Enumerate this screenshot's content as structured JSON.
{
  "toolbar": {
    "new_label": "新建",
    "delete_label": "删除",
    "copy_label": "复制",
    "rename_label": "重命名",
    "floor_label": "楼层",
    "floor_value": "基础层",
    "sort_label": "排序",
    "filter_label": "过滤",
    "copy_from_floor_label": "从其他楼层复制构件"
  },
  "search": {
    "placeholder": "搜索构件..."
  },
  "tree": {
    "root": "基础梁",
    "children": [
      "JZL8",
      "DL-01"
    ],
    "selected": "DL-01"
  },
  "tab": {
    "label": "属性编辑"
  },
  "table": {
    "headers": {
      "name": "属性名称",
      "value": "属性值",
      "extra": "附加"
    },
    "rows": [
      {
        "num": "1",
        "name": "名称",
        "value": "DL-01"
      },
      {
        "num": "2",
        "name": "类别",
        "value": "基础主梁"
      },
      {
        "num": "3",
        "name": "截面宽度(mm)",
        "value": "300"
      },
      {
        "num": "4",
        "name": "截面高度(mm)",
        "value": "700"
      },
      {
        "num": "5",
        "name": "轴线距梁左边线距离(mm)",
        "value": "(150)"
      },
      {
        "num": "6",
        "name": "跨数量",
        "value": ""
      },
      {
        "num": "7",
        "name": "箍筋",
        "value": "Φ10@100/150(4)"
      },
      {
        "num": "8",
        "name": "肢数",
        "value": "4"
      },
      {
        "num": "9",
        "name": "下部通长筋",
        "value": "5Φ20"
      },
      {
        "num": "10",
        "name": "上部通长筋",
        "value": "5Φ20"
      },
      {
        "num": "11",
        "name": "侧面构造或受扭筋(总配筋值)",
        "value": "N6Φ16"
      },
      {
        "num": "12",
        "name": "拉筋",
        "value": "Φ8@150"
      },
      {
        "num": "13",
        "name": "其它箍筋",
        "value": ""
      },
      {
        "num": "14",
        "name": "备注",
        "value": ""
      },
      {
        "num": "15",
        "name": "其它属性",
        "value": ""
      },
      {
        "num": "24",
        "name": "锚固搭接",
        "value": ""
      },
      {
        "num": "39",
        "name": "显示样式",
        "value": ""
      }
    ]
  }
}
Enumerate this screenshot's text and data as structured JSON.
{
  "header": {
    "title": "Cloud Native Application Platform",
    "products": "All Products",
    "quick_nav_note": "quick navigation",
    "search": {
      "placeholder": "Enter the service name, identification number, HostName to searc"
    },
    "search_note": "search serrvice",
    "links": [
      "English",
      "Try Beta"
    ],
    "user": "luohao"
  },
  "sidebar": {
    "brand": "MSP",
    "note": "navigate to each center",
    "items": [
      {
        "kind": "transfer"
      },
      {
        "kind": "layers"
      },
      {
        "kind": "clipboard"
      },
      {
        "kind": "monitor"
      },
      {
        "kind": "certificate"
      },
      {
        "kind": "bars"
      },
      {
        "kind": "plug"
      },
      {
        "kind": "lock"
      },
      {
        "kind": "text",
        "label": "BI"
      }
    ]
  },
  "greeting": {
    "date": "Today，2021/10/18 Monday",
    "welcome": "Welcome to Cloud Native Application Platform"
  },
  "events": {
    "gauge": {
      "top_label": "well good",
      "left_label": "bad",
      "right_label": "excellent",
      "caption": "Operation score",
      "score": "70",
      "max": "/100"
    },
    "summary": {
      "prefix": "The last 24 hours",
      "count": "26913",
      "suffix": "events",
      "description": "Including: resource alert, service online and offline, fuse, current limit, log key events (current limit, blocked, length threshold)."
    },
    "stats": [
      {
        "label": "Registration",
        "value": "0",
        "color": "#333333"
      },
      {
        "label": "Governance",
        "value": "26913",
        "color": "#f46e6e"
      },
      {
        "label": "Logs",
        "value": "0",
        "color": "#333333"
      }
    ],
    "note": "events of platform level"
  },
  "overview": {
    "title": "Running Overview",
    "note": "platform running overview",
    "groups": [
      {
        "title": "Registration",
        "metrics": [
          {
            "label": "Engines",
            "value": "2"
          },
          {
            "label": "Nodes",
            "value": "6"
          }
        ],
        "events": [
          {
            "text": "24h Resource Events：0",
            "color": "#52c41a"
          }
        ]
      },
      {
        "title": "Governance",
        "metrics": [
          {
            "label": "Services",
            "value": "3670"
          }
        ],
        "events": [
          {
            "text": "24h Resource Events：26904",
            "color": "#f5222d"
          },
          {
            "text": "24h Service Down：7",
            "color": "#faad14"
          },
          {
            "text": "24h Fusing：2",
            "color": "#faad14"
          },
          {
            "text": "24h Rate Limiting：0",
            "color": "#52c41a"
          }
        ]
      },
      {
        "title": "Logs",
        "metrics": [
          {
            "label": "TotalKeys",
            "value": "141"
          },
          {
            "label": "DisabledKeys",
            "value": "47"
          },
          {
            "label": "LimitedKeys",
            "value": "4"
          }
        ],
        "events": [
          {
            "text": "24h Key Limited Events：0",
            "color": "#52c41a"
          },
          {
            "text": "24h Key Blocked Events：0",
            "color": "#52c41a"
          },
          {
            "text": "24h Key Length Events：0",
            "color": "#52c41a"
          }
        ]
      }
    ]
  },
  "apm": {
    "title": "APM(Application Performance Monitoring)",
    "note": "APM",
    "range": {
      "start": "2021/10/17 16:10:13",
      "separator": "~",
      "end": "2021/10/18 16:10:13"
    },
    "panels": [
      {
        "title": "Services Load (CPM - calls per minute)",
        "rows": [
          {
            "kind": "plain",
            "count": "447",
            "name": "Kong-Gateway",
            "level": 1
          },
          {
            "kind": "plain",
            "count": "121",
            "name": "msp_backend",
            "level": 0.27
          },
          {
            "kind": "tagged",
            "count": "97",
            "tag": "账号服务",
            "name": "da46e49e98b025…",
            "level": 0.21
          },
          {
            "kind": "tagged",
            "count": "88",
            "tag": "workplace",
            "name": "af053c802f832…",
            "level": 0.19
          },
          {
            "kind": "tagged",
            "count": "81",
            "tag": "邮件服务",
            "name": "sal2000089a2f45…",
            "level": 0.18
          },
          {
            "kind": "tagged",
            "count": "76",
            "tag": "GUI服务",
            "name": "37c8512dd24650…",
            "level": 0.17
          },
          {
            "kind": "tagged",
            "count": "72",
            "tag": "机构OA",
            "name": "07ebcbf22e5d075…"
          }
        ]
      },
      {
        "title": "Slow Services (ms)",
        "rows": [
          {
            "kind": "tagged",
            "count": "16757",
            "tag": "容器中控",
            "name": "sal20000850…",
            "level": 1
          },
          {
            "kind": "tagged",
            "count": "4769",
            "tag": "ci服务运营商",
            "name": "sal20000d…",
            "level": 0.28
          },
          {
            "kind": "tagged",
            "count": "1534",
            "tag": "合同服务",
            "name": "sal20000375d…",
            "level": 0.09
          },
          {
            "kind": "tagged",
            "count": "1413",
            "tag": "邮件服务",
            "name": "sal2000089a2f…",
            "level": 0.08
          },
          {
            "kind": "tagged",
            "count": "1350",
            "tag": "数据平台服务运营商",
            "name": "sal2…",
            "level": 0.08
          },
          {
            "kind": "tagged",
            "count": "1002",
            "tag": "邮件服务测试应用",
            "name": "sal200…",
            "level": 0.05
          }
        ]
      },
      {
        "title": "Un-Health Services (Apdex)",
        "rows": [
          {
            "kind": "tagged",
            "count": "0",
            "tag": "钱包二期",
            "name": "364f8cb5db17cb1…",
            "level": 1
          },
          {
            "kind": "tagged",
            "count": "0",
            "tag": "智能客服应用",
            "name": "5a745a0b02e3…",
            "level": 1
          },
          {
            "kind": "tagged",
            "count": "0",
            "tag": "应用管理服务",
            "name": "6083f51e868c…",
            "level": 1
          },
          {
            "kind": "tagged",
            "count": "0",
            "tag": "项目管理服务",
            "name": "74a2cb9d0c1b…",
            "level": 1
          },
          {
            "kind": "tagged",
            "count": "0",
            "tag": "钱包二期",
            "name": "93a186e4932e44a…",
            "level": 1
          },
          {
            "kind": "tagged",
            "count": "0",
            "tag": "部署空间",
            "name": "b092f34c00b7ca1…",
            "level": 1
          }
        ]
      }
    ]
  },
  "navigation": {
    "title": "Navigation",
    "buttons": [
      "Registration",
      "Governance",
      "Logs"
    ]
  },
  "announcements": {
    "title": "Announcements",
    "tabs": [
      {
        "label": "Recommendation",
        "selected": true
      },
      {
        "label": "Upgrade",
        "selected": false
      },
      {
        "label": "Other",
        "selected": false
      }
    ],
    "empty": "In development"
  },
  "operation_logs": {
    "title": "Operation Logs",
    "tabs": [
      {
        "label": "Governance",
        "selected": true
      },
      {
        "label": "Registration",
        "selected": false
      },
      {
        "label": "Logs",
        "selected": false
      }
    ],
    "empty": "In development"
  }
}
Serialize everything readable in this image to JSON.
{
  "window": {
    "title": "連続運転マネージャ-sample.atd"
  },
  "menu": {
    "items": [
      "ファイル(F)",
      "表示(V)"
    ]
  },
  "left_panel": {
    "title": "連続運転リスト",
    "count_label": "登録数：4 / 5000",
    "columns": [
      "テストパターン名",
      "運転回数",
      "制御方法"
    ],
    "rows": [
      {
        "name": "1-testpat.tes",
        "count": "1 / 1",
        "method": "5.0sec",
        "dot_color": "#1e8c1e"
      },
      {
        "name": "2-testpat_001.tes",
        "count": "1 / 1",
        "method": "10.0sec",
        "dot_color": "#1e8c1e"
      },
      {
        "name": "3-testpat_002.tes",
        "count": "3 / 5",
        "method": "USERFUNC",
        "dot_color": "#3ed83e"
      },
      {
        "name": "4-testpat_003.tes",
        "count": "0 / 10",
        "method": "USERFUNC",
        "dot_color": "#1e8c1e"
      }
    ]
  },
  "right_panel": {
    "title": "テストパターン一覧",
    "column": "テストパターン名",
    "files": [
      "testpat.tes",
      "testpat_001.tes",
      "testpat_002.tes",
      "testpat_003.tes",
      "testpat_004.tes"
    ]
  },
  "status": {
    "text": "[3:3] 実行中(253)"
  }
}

→ Exercise description: Set down nothing but the lines from the one with "Serialize everything readable" through the end of the records, keeping each line exactly as written and including both ends.

→ Solution to the exercise:
Serialize everything readable in this image to JSON.
{
  "window": {
    "title": "連続運転マネージャ-sample.atd"
  },
  "menu": {
    "items": [
      "ファイル(F)",
      "表示(V)"
    ]
  },
  "left_panel": {
    "title": "連続運転リスト",
    "count_label": "登録数：4 / 5000",
    "columns": [
      "テストパターン名",
      "運転回数",
      "制御方法"
    ],
    "rows": [
      {
        "name": "1-testpat.tes",
        "count": "1 / 1",
        "method": "5.0sec",
        "dot_color": "#1e8c1e"
      },
      {
        "name": "2-testpat_001.tes",
        "count": "1 / 1",
        "method": "10.0sec",
        "dot_color": "#1e8c1e"
      },
      {
        "name": "3-testpat_002.tes",
        "count": "3 / 5",
        "method": "USERFUNC",
        "dot_color": "#3ed83e"
      },
      {
        "name": "4-testpat_003.tes",
        "count": "0 / 10",
        "method": "USERFUNC",
        "dot_color": "#1e8c1e"
      }
    ]
  },
  "right_panel": {
    "title": "テストパターン一覧",
    "column": "テストパターン名",
    "files": [
      "testpat.tes",
      "testpat_001.tes",
      "testpat_002.tes",
      "testpat_003.tes",
      "testpat_004.tes"
    ]
  },
  "status": {
    "text": "[3:3] 実行中(253)"
  }
}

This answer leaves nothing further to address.